-- START OF Records provided --

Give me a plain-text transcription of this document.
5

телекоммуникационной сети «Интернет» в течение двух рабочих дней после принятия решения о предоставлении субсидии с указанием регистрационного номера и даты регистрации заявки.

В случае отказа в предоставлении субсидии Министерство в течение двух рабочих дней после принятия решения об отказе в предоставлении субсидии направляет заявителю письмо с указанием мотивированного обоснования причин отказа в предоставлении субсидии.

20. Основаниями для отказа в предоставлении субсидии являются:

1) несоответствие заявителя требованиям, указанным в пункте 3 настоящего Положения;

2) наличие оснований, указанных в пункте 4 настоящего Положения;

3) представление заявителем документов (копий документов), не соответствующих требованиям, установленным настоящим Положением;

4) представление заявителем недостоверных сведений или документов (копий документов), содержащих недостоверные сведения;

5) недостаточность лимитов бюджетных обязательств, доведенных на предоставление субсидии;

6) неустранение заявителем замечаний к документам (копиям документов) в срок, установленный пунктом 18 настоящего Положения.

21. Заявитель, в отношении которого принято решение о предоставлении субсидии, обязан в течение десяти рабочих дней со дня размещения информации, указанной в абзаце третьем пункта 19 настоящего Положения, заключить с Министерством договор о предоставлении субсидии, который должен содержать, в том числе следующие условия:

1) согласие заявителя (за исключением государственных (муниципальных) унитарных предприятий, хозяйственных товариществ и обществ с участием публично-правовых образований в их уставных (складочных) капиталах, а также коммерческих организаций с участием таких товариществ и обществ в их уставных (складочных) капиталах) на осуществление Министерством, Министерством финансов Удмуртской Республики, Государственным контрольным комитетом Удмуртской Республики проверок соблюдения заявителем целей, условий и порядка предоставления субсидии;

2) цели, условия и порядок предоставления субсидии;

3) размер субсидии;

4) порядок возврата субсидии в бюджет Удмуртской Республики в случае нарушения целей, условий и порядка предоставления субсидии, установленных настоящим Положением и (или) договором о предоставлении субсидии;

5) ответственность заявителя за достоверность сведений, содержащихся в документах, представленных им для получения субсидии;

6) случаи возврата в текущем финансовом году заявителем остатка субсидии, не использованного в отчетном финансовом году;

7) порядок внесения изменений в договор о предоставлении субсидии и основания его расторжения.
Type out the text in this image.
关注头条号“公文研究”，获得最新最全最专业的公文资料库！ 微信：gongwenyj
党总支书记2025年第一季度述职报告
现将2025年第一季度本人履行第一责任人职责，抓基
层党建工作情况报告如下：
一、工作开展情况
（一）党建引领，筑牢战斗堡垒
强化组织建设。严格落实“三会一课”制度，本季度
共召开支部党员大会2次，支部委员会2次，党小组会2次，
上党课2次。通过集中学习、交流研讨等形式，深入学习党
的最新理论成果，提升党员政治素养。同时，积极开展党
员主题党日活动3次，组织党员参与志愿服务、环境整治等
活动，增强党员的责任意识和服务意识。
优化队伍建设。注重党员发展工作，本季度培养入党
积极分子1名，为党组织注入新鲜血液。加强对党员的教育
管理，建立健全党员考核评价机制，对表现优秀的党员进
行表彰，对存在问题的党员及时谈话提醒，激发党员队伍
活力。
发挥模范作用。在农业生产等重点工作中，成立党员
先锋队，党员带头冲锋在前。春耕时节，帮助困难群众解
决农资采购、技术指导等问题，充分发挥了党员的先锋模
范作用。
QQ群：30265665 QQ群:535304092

-- END OF Records provided --
-- START OF Records provided --

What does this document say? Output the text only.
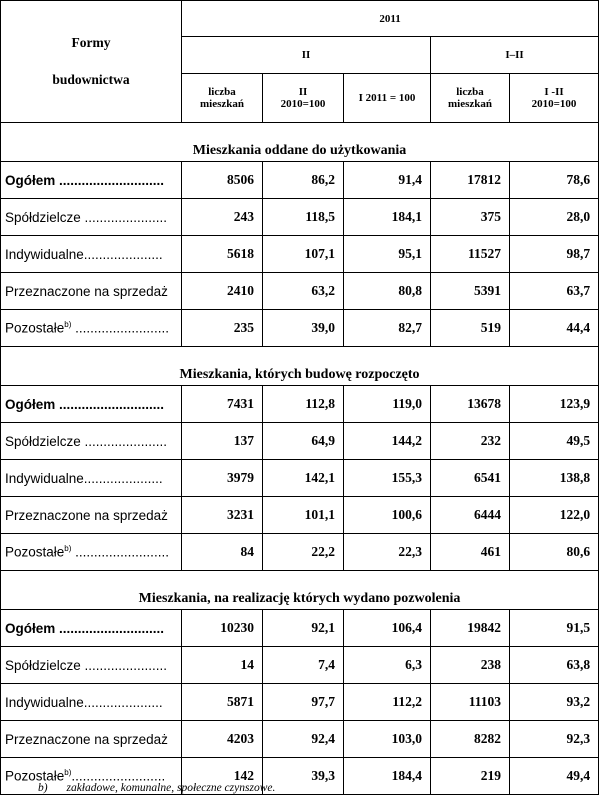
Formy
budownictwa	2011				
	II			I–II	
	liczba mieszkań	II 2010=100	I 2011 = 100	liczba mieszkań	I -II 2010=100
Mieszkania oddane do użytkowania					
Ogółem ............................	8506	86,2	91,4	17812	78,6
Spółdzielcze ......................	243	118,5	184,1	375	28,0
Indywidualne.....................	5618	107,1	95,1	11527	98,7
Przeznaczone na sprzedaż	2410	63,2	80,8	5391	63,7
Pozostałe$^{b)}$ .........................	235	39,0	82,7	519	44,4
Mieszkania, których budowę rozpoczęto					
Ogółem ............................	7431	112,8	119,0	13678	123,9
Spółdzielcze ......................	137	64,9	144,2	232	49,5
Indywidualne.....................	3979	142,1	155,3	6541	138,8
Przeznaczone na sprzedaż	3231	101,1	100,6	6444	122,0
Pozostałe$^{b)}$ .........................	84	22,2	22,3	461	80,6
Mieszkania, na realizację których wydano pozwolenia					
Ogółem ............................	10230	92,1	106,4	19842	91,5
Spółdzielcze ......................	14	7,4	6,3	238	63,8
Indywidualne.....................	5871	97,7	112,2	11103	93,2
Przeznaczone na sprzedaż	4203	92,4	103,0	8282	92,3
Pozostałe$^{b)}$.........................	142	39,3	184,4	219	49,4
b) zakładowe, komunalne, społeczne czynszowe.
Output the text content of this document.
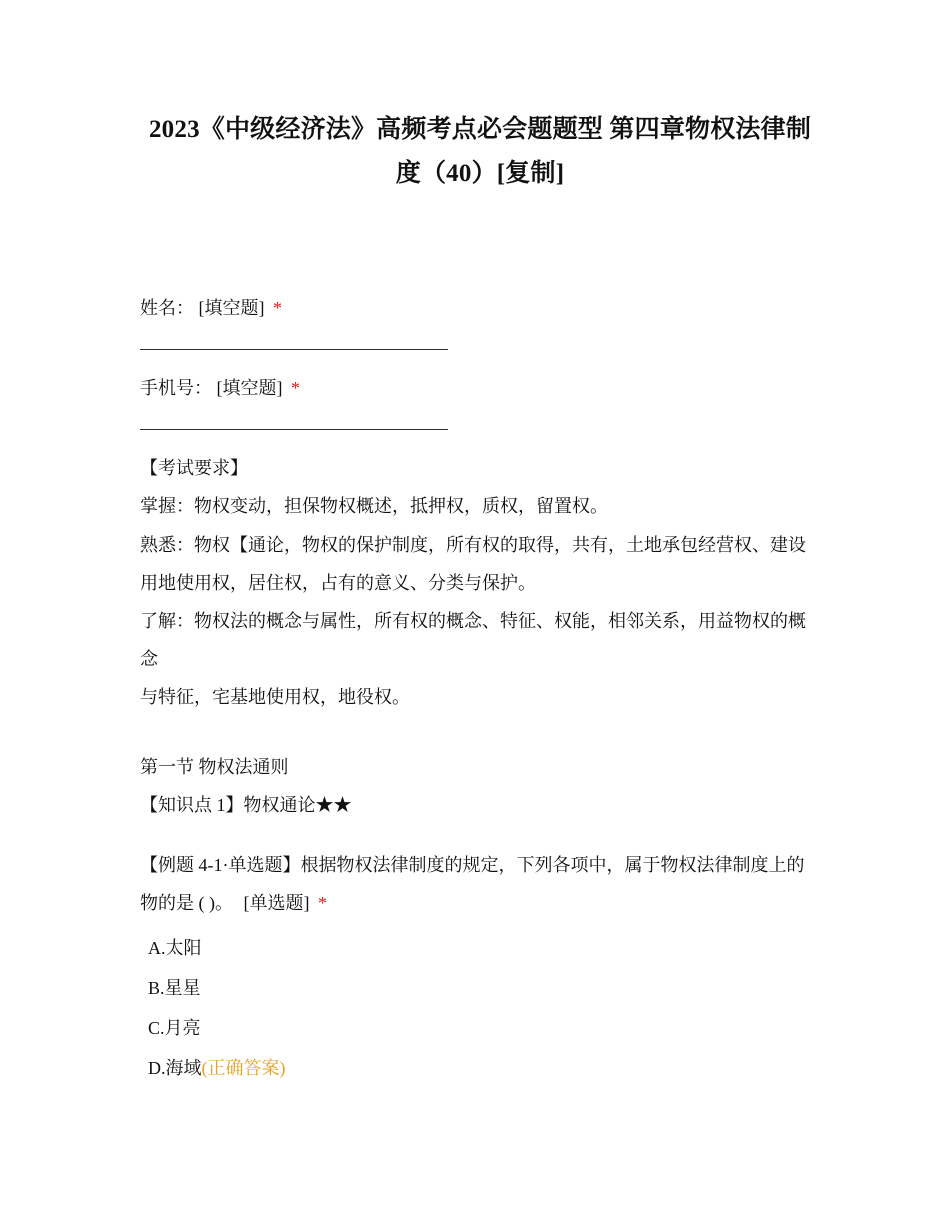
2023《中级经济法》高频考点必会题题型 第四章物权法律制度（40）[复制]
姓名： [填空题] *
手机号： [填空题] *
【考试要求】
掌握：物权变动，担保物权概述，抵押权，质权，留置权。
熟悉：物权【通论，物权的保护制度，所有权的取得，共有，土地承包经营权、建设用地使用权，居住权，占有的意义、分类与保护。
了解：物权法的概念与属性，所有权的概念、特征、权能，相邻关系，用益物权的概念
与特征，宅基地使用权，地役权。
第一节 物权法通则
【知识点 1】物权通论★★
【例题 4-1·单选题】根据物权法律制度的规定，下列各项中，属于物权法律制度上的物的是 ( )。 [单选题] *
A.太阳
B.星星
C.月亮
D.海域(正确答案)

-- END OF Records provided --
-- START OF Records provided --

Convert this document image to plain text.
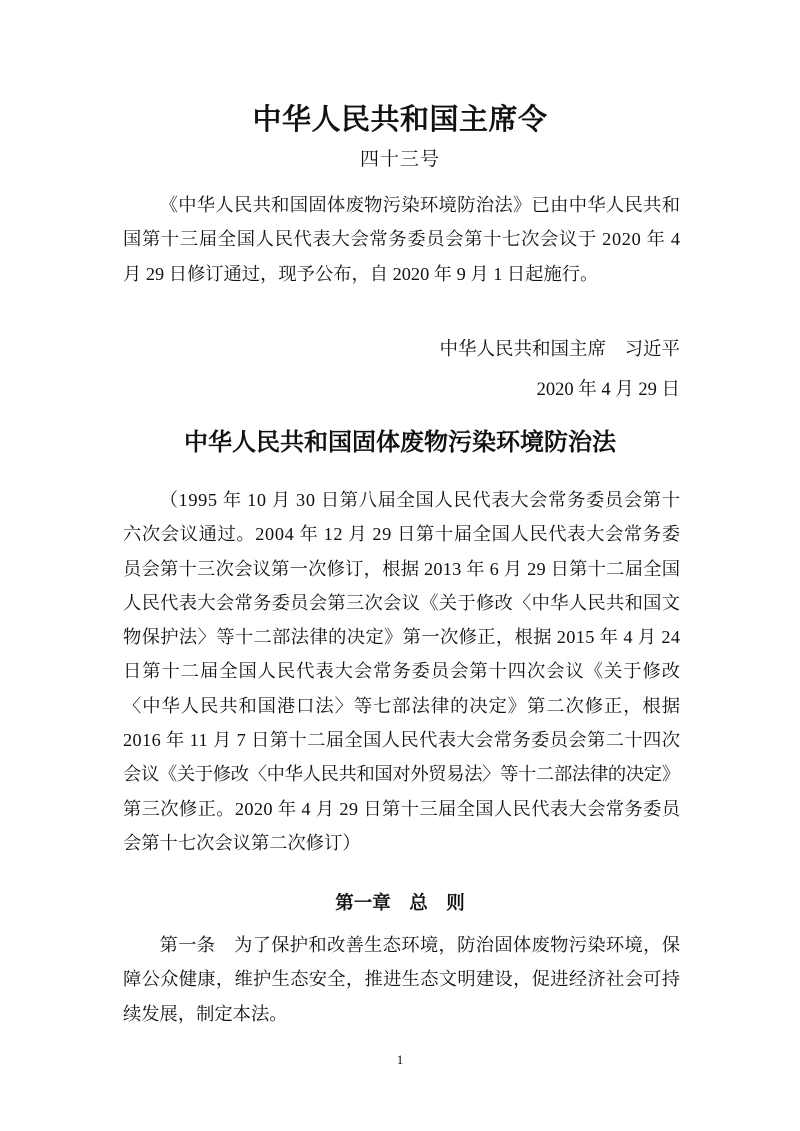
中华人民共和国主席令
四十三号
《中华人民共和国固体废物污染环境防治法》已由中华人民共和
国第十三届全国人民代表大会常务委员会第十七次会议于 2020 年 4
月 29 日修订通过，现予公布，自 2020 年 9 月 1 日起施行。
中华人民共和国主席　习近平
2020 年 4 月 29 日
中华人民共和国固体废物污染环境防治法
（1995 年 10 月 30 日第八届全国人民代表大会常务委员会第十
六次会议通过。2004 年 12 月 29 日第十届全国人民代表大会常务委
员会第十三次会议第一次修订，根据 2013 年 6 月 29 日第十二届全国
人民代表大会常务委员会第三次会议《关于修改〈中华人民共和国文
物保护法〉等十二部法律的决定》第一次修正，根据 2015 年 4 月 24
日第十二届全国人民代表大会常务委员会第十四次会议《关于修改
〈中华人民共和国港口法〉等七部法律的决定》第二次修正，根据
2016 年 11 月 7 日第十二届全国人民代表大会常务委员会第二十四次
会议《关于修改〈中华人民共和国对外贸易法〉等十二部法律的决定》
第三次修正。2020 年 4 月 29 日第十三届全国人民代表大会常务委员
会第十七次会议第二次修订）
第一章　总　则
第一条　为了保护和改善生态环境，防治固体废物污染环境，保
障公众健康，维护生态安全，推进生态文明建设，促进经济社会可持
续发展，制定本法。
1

-- END OF Records provided --

Set task:
Give the number of lines where the string "дней" occurs, without any further text.

Answer in full:
3